● Your objective
Look through the material below for "получает". Copy every line that contains it.

---------- Supplied entries

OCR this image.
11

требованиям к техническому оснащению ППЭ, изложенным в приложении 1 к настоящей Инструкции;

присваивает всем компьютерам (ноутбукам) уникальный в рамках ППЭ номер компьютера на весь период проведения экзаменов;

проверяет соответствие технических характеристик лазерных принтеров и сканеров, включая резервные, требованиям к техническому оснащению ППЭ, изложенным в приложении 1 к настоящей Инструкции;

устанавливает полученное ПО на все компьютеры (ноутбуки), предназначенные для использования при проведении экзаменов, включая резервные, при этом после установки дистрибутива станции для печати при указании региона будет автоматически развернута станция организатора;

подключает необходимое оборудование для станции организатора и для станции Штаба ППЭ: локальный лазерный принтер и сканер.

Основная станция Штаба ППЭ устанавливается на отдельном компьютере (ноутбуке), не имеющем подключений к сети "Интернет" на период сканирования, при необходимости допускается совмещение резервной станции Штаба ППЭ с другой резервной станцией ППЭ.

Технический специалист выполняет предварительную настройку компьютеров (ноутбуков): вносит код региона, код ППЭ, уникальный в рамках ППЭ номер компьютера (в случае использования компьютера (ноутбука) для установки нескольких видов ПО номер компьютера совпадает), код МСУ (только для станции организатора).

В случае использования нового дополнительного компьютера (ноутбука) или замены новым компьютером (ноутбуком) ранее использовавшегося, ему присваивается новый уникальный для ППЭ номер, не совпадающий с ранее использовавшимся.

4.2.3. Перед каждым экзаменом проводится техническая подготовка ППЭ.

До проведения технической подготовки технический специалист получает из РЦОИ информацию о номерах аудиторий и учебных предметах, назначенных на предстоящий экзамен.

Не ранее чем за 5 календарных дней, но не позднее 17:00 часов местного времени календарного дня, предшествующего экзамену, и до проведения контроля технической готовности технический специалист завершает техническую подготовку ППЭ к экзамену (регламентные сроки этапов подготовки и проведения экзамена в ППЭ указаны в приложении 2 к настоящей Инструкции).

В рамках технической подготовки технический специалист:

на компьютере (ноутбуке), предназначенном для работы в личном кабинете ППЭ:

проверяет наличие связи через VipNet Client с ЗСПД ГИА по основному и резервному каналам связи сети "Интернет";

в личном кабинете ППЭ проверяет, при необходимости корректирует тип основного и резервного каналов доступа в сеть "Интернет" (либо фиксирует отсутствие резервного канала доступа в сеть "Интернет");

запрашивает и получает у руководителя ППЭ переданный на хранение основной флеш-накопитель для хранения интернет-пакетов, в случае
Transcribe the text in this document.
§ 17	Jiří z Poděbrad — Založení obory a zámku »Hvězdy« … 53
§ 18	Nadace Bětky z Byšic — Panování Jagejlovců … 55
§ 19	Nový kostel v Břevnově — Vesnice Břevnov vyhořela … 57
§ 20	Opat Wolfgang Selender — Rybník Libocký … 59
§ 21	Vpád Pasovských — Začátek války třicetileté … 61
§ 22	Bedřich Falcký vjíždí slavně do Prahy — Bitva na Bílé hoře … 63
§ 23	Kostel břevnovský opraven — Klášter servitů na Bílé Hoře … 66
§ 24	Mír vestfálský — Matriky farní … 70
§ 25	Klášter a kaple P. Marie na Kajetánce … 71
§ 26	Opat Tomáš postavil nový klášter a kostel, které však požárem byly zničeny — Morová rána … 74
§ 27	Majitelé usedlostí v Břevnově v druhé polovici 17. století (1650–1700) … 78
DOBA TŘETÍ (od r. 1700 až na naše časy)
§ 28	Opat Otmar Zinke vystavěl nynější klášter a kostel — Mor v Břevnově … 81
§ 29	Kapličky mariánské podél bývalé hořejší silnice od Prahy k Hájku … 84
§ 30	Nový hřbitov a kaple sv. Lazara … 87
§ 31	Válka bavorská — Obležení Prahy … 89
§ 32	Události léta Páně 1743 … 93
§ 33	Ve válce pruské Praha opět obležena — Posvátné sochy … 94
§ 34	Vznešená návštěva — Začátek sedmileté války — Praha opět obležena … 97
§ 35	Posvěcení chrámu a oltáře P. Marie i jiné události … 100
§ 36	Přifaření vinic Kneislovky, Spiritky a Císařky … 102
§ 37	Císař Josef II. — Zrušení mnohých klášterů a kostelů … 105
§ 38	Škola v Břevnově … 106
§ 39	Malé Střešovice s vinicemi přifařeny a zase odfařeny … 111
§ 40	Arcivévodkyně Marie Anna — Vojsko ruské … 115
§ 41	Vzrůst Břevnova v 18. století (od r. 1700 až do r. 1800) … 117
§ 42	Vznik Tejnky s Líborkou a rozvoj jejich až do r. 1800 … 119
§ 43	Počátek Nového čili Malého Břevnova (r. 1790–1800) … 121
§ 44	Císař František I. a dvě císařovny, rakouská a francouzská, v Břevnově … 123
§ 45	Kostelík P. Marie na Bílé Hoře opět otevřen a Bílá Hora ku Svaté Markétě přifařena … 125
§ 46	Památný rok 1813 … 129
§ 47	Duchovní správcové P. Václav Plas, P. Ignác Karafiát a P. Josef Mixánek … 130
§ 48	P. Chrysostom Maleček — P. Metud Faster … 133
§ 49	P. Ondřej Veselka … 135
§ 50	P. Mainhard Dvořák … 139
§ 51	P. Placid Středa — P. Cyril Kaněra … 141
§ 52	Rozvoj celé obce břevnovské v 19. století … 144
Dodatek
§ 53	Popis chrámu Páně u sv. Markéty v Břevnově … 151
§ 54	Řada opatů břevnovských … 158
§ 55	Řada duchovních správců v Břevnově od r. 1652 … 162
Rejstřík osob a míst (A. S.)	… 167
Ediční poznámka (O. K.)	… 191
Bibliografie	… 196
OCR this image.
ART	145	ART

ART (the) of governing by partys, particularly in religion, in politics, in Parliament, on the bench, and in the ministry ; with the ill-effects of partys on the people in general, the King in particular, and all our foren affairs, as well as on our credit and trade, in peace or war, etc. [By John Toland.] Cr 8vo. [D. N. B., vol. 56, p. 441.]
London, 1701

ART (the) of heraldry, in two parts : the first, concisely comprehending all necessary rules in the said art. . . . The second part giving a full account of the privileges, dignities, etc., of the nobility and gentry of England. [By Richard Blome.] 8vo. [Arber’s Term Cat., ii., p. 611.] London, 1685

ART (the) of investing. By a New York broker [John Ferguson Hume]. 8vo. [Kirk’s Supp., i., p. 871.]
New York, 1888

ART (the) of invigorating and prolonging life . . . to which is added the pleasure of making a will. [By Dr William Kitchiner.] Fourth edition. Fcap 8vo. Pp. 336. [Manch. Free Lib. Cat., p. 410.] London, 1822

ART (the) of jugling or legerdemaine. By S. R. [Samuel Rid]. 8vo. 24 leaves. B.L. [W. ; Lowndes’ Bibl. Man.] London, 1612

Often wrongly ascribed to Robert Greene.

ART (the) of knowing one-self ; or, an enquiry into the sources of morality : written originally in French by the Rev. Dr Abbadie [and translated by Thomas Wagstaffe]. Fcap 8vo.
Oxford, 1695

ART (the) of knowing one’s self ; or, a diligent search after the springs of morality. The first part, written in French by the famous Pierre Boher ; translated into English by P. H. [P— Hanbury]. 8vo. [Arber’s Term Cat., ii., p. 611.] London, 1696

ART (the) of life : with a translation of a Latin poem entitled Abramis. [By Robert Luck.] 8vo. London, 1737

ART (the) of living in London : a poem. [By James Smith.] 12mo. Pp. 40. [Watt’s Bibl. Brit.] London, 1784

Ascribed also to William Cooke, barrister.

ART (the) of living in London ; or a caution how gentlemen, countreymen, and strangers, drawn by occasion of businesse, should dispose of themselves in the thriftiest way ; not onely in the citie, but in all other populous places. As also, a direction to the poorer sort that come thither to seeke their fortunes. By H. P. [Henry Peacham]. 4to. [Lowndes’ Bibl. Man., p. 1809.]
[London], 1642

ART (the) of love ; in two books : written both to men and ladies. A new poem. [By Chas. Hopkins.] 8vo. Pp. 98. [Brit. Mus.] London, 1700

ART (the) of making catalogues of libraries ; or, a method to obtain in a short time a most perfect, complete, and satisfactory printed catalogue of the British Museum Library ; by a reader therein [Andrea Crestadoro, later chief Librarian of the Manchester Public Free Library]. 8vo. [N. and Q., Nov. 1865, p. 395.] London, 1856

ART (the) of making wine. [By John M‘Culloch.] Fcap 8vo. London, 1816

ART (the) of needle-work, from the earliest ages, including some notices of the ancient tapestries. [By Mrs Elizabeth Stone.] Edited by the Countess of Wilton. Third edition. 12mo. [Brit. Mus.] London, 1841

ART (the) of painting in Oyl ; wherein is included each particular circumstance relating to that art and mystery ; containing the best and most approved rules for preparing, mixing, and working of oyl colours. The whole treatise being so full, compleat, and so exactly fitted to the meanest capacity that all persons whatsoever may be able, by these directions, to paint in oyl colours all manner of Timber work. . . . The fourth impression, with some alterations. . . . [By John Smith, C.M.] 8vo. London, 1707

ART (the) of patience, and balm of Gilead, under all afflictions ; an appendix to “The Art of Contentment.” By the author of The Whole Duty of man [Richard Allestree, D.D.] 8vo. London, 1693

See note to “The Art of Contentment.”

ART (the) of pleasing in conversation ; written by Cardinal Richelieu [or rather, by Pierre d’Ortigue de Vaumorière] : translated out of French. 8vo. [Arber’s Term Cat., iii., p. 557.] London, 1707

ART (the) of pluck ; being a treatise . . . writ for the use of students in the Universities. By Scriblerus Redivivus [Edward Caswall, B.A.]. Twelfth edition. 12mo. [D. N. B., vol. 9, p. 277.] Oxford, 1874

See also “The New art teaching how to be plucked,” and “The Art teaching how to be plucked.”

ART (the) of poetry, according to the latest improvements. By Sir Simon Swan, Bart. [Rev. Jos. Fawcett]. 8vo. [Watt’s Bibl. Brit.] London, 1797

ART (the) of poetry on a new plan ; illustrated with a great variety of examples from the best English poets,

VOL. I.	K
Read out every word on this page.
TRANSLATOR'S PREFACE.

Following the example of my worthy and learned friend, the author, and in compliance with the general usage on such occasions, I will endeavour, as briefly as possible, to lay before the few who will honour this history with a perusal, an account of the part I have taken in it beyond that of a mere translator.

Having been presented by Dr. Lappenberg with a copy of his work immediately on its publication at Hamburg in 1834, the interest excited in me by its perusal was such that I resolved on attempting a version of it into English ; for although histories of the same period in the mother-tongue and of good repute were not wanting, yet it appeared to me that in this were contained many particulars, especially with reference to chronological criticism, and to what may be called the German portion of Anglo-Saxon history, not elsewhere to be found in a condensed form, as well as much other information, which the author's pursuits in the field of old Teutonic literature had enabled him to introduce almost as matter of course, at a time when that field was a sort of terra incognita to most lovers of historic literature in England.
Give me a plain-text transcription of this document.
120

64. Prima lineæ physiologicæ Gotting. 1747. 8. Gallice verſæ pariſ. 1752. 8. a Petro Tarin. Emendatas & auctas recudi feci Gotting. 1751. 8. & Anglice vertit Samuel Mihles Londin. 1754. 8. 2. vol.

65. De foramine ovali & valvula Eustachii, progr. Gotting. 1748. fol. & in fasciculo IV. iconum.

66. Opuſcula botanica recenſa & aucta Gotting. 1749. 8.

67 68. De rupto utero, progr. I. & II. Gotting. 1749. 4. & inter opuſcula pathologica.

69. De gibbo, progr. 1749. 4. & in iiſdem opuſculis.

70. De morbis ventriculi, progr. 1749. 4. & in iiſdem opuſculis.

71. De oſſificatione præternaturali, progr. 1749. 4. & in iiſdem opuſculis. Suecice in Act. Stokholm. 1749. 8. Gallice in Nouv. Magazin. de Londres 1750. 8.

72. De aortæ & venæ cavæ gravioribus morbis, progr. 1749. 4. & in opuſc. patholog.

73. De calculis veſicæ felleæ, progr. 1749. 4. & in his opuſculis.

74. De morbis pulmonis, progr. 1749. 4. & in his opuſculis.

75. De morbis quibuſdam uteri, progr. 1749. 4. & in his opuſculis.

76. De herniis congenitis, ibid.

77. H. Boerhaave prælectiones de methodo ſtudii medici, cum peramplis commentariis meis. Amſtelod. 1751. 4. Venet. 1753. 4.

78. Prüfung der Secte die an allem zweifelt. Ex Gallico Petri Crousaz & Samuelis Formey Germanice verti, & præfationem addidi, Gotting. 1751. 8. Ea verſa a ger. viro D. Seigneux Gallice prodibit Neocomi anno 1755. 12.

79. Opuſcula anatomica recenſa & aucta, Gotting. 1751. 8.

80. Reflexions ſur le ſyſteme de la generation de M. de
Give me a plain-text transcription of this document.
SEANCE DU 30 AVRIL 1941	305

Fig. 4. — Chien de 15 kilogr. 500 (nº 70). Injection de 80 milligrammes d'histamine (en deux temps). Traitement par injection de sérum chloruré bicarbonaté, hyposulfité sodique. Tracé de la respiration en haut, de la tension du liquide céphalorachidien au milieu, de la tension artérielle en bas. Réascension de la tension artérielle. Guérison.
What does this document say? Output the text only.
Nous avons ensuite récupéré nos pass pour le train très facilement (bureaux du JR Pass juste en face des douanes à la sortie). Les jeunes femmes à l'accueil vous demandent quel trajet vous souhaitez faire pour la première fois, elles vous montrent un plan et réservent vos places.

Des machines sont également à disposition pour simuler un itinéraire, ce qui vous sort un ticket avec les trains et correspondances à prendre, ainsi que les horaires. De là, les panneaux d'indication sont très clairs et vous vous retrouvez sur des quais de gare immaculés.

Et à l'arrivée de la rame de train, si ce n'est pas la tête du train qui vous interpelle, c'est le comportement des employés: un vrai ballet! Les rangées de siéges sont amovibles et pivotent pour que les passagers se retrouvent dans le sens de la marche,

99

--------------------

● Reply
До проведения технической подготовки технический специалист получает из РЦОИ информацию о номерах аудиторий и учебных предметах, назначенных на предстоящий экзамен.
запрашивает и получает у руководителя ППЭ переданный на хранение основной флеш-накопитель для хранения интернет-пакетов, в случае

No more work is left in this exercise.